» **Text shown**
# # # # #
At the Copa… Copa cabana…

For larger player counts, with dice situated in the context of their casinos, there is no category of colour blindness that isn’t going to result in the loss of key strategic information.

The problem even extends to the money, although it’s not as significant because the bills are also prominently marked with the denomination. The colour clashes too aren’t quite so severe.

Game currency

It’s a rich man’s world

Lot ownership is indicated by coloured transparent tokens, and as you can imagine these also have considerable palette problems.

Colour blind lots

Lots of lots

You can probably guess the conclusion then. We don’t recommend Lords of Vegas if colour blindness is likely to be a gameplay issue. It probably can be played with support or with modifications, but the colours here aren’t just aesthetic choices. They convey important gameplay meaning.

Visual Accessibility

Visual accessibility is not strong. The board itself is reasonably clear, well contrasted, and with large fonts that are easy to read. The problem is in the game state that gets layered on top of it. Let’s take those in order of play.

Transparent lot tokens

I haven’t claimed these lots. There are just no public toilets nearby.

The first thing that happens is that lots are claimed. To do this, transparent colour tokens are placed onto the indicated board section. For some lots, the contrast between these and the board underneath can render them nearly invisible even for those with only minor visual impairments.
# # # # #
» **Supplied information**
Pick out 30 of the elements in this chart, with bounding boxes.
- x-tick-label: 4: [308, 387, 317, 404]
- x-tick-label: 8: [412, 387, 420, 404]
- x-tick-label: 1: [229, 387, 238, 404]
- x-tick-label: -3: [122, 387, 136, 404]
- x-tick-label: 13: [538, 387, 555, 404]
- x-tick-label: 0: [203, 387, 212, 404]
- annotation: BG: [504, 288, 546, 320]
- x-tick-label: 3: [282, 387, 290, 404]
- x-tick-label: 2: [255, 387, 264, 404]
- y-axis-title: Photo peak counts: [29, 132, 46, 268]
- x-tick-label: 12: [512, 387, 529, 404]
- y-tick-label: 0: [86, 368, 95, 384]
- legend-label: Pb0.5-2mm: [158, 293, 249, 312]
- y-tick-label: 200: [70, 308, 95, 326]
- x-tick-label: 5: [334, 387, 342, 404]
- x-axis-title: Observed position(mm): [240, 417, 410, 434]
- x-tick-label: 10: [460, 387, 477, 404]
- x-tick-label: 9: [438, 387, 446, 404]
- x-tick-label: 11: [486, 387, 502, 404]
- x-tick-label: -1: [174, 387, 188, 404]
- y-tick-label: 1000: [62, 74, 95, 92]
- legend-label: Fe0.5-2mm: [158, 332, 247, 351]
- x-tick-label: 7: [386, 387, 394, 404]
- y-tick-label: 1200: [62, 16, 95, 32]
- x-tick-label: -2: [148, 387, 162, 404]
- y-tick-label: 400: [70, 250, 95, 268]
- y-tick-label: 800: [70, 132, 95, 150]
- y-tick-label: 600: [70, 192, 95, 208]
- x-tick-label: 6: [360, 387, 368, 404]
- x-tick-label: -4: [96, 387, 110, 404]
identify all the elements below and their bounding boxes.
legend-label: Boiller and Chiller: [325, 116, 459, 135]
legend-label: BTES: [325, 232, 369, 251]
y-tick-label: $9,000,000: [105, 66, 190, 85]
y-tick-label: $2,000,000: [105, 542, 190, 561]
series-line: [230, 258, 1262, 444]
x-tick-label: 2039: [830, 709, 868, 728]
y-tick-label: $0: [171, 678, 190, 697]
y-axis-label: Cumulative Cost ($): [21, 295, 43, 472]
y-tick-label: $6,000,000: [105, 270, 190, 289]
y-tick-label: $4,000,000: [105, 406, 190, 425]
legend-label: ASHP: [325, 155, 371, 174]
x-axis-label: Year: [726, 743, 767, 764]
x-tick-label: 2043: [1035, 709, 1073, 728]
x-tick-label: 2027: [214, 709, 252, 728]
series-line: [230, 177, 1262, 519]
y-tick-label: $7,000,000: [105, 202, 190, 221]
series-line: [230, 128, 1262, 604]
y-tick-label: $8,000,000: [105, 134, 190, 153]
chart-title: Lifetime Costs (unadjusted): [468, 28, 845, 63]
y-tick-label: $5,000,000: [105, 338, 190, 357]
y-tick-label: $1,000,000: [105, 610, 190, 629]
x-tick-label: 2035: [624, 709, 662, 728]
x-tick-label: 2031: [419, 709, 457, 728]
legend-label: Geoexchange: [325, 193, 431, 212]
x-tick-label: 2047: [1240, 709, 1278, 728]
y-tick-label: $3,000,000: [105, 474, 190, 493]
# # # # #
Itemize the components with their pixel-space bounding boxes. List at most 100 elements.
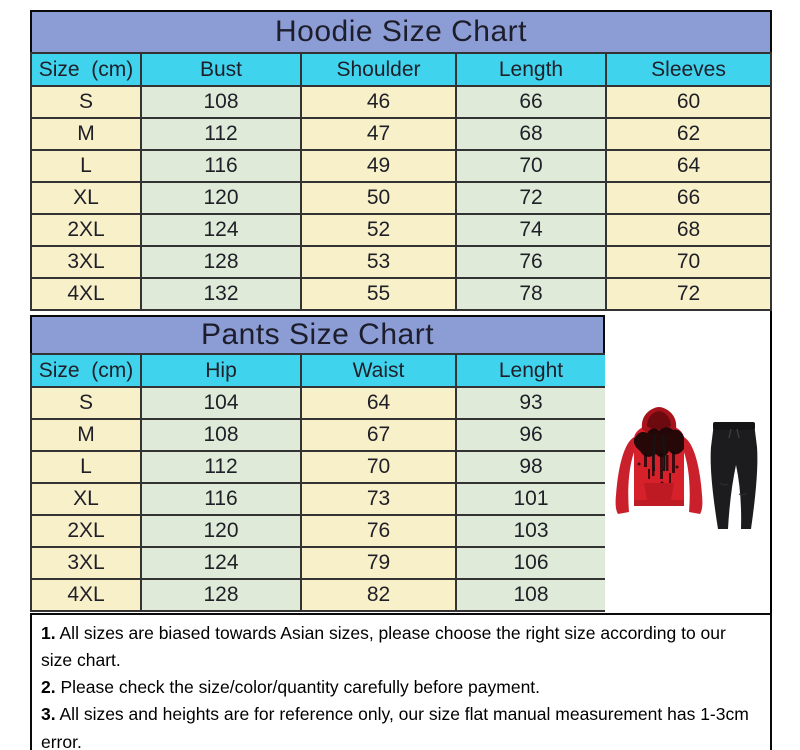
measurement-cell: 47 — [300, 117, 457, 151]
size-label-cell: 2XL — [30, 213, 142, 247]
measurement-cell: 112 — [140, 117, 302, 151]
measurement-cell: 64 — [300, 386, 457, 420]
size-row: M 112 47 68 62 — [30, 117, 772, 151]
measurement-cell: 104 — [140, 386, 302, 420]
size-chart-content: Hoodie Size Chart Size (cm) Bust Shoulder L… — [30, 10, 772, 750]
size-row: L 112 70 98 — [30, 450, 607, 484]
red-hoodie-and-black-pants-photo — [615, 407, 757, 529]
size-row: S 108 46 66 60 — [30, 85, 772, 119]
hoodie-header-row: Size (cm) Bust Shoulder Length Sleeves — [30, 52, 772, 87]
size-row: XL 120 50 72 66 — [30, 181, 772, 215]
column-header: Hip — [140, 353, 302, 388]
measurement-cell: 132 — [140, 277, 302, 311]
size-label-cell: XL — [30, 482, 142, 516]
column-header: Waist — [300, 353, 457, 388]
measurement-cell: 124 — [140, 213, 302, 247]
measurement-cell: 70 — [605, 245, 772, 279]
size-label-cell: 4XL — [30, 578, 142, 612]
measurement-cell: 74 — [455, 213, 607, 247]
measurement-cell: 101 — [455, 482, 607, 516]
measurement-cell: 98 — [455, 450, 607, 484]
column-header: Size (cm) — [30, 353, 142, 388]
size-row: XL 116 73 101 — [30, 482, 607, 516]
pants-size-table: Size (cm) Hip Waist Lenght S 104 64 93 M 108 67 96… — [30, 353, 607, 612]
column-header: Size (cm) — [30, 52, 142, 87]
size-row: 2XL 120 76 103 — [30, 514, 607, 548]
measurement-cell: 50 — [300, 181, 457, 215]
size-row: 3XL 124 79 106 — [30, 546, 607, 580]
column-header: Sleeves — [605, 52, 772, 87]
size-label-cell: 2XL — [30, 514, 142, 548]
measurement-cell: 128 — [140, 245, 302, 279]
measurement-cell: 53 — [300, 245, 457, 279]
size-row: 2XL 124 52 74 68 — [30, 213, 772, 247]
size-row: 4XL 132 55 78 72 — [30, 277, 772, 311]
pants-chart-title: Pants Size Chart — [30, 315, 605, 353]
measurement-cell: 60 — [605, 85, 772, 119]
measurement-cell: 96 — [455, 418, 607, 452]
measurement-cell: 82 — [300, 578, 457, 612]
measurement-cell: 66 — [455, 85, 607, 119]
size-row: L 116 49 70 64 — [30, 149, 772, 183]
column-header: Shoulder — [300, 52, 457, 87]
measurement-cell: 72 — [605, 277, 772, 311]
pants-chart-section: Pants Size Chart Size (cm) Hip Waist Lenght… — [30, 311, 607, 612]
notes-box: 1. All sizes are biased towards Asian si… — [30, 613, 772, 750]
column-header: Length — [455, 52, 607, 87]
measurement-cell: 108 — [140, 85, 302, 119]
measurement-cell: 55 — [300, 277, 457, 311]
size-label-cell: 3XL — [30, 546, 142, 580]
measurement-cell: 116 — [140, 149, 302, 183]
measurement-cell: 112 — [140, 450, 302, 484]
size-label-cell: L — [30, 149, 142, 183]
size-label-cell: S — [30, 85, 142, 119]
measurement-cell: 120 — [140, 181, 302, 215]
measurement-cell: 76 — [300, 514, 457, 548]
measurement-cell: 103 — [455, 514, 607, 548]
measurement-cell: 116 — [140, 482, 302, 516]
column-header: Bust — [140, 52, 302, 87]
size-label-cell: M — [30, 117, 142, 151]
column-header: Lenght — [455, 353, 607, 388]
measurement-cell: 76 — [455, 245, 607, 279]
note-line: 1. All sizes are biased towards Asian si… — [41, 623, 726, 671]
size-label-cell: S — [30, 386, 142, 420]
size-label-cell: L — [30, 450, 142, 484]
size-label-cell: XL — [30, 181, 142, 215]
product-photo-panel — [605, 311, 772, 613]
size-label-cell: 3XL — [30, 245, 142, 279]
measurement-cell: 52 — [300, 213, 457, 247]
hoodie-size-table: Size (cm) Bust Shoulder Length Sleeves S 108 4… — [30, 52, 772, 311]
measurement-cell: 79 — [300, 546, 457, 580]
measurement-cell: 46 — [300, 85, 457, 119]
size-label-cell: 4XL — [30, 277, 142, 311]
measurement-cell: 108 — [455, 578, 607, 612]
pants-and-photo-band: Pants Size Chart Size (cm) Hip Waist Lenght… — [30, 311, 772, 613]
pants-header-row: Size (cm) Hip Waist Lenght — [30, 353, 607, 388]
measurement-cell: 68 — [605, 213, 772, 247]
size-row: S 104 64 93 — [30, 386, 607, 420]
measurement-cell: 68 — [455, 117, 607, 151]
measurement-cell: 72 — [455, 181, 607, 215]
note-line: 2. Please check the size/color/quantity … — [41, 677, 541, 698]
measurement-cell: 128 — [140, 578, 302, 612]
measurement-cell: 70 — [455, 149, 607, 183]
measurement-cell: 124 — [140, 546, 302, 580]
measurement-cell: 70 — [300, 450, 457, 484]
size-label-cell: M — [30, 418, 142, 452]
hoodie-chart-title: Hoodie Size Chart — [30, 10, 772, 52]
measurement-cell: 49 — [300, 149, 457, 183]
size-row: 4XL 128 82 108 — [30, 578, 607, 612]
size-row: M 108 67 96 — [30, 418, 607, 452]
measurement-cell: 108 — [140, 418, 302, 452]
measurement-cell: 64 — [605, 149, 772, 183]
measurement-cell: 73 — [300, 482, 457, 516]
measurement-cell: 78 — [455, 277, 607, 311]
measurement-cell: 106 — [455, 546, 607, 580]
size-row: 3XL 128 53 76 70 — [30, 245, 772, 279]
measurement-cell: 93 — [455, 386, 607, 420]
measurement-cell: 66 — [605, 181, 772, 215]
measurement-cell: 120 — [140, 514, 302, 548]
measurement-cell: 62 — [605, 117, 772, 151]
# # # # #
» **Given task 1**
In the Lords of Vegas review, what makes the color problem with the money less significant?
» **Given task 2**
List every positive quality that the Lords of Vegas review gives the board itself.

» **Written answer 1**
The bills are also prominently marked with the denomination.

» **Written answer 2**
- Reasonably clear
- Well contrasted
- Large fonts that are easy to read